━━ Data shown

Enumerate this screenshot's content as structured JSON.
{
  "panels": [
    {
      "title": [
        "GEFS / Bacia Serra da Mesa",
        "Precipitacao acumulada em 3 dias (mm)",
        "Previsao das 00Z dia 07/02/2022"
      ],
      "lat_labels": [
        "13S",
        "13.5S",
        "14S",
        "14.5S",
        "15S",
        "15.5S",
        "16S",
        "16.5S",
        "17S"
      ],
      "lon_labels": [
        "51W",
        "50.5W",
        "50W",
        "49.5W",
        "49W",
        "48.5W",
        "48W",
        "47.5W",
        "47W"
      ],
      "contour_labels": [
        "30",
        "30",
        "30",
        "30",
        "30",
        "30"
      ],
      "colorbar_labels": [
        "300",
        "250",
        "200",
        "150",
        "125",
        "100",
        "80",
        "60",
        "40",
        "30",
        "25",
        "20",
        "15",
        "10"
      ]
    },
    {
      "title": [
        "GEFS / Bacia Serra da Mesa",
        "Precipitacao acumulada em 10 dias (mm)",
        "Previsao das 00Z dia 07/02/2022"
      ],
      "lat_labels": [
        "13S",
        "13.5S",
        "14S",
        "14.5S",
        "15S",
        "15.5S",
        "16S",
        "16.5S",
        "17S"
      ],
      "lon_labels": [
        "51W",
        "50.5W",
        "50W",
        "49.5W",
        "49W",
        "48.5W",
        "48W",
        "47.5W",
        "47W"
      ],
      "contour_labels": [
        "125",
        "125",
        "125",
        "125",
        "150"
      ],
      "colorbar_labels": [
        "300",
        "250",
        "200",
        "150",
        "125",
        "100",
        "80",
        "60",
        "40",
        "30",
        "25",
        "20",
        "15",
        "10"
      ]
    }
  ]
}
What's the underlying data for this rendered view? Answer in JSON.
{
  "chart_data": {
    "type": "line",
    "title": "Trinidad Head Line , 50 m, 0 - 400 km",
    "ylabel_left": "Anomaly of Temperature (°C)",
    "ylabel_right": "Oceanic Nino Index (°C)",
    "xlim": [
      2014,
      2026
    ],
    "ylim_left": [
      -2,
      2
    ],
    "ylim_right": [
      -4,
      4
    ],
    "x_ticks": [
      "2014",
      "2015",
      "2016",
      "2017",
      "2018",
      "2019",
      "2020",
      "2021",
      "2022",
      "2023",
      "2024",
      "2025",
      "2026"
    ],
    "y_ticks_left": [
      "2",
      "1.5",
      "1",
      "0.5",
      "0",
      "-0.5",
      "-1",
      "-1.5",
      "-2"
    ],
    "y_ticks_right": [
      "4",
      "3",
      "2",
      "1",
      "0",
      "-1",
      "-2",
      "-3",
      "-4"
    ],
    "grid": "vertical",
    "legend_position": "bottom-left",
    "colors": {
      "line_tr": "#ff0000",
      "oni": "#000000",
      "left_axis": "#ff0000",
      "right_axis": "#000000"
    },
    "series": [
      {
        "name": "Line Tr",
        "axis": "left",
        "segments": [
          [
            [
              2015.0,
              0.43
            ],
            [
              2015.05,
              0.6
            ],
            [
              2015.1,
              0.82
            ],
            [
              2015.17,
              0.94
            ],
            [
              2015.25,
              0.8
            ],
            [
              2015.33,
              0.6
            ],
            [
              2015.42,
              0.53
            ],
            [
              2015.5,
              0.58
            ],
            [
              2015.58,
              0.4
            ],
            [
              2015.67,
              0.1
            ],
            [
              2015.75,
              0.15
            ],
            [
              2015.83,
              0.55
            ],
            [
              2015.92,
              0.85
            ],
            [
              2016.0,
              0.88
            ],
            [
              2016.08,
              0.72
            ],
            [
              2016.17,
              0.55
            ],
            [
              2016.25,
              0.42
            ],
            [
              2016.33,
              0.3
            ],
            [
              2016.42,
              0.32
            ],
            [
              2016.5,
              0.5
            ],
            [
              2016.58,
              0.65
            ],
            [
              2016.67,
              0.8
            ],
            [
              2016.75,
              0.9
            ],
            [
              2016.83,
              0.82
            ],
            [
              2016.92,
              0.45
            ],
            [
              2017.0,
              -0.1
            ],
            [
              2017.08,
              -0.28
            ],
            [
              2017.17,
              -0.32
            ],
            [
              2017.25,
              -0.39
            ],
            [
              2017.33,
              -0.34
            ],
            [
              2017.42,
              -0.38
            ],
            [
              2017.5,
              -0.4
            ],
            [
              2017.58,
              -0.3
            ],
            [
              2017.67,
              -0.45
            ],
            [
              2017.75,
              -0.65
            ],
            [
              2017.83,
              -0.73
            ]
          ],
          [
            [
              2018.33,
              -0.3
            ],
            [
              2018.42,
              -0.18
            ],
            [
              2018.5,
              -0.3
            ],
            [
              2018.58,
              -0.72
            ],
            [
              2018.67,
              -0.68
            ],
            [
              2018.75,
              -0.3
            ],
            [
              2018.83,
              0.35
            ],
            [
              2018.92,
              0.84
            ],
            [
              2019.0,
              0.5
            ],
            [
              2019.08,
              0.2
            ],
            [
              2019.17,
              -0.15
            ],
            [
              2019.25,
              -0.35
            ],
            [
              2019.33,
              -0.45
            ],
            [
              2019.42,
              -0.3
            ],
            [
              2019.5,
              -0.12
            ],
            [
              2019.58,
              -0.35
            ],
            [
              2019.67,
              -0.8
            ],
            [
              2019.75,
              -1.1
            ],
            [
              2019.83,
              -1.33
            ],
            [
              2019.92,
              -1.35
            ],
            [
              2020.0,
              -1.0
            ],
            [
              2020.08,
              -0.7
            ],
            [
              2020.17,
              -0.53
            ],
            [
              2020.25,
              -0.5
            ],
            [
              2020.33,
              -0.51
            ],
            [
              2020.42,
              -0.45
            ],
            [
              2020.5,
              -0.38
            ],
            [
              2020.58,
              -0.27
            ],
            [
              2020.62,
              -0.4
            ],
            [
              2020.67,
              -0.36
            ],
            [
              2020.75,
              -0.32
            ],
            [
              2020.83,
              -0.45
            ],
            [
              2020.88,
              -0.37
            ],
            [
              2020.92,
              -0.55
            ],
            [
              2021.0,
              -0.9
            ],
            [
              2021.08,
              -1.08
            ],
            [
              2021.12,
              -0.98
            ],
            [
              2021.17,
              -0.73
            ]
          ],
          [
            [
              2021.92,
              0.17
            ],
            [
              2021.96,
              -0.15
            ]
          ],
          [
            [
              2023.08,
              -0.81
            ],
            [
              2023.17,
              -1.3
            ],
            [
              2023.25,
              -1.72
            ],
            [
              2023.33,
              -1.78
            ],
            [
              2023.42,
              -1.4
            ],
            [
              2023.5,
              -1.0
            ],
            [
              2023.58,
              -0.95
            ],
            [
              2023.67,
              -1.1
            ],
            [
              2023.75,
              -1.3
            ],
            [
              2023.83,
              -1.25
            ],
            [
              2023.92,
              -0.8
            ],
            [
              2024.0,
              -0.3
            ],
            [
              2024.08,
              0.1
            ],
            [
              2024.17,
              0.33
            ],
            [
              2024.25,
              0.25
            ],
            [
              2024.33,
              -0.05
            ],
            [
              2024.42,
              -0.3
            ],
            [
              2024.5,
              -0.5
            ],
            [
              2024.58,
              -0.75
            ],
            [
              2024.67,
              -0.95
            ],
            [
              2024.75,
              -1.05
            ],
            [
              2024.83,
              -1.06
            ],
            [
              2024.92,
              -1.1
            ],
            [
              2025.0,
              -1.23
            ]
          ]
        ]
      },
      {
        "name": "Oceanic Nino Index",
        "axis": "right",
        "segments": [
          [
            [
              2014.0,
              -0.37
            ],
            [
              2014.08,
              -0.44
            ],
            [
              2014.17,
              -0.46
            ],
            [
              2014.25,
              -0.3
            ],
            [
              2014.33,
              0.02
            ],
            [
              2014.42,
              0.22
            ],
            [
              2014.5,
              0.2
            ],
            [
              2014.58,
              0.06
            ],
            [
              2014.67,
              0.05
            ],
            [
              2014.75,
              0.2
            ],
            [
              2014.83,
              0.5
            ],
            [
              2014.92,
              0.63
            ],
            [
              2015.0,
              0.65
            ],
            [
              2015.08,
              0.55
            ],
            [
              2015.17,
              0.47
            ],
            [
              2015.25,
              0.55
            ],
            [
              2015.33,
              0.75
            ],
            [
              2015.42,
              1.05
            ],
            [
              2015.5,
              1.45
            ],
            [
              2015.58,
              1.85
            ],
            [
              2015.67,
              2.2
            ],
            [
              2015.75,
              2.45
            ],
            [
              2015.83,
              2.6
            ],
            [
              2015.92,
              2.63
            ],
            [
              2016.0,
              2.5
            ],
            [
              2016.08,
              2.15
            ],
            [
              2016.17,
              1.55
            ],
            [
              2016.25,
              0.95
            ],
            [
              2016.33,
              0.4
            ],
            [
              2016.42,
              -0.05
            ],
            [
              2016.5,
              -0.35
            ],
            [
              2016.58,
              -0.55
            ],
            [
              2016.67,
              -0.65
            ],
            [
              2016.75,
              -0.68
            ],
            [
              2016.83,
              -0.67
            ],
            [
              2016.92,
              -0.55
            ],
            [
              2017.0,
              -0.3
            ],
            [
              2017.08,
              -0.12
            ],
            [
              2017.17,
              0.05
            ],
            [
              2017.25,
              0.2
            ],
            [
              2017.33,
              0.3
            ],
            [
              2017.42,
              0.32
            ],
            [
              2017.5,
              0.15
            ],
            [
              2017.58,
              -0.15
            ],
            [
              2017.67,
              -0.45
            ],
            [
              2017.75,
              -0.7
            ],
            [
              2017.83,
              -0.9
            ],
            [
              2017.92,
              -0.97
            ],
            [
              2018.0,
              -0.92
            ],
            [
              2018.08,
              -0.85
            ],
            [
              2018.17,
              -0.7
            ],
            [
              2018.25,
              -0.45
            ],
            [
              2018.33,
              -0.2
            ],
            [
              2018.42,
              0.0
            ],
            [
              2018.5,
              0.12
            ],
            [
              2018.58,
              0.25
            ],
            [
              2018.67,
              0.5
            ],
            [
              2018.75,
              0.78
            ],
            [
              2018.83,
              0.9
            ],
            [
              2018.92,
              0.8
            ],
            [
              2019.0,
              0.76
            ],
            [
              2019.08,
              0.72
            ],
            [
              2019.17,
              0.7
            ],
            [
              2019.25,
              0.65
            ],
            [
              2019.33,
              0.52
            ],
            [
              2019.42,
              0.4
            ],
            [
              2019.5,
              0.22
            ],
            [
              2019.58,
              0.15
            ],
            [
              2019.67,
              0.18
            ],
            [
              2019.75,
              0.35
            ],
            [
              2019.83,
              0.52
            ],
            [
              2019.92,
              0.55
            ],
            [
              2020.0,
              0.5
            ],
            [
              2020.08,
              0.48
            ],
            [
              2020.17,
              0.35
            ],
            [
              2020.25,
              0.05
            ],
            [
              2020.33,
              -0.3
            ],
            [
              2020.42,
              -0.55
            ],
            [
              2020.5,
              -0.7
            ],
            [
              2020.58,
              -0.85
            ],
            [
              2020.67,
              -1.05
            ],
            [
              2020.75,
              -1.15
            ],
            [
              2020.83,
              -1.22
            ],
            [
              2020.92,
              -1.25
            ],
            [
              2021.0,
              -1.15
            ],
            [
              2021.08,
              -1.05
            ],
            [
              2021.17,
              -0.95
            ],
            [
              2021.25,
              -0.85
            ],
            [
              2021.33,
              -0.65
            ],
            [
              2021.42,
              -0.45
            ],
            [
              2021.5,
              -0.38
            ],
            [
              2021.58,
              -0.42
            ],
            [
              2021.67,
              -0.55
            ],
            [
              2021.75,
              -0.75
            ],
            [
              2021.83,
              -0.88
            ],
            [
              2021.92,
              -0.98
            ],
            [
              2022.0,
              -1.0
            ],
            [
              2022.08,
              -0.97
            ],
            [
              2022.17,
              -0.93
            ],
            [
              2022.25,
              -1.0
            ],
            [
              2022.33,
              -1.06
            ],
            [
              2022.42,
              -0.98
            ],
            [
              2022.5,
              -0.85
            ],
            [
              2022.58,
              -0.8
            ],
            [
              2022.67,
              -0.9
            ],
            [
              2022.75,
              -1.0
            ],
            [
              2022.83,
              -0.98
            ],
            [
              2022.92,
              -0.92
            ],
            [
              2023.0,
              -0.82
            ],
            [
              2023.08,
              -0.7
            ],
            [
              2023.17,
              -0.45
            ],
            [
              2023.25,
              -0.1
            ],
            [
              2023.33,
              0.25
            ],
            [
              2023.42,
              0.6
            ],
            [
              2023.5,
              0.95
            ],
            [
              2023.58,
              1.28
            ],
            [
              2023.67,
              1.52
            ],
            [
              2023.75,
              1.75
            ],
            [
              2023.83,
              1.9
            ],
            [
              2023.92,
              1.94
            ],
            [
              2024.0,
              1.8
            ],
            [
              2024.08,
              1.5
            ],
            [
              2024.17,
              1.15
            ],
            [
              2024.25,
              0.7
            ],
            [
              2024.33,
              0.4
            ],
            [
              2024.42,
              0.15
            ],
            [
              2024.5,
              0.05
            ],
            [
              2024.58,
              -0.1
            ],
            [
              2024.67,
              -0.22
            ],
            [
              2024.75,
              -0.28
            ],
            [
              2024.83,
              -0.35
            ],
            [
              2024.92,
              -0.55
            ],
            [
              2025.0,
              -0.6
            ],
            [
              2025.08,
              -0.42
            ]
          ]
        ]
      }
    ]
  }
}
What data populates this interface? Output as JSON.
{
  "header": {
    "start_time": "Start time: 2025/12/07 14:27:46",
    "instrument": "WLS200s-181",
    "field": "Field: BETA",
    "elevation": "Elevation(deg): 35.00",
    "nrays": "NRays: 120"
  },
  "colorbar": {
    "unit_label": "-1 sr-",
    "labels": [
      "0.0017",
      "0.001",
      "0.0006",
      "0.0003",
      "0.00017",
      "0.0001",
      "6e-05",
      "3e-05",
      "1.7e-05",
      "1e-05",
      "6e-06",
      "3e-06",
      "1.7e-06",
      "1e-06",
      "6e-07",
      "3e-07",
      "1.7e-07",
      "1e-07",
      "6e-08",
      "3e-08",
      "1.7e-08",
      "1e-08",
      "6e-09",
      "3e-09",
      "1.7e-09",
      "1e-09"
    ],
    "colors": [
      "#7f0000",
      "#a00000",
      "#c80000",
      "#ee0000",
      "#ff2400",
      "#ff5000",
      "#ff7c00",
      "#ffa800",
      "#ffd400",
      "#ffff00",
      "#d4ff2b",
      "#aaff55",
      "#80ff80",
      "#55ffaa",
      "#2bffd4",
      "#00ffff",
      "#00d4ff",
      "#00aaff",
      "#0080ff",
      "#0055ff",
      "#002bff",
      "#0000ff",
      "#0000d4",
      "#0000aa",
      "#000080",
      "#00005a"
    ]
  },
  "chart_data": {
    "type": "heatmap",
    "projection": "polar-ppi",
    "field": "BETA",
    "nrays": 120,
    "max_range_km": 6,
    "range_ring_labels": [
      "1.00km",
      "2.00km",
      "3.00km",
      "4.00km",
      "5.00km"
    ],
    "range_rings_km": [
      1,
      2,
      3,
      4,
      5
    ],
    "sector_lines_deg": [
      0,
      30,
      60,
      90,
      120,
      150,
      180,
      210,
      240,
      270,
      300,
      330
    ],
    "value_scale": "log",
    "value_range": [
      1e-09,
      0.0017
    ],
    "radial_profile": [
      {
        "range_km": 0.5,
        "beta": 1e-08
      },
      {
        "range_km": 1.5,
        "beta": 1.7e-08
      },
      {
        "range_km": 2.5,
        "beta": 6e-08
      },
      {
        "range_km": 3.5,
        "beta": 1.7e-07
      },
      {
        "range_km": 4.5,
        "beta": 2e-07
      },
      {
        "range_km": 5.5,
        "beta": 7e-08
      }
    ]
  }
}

━━━━

**Objective:** Extract all lines from the material above that include the word "dias".

**Solution to the exercise:**
        "Precipitacao acumulada em 3 dias (mm)",
        "Precipitacao acumulada em 10 dias (mm)",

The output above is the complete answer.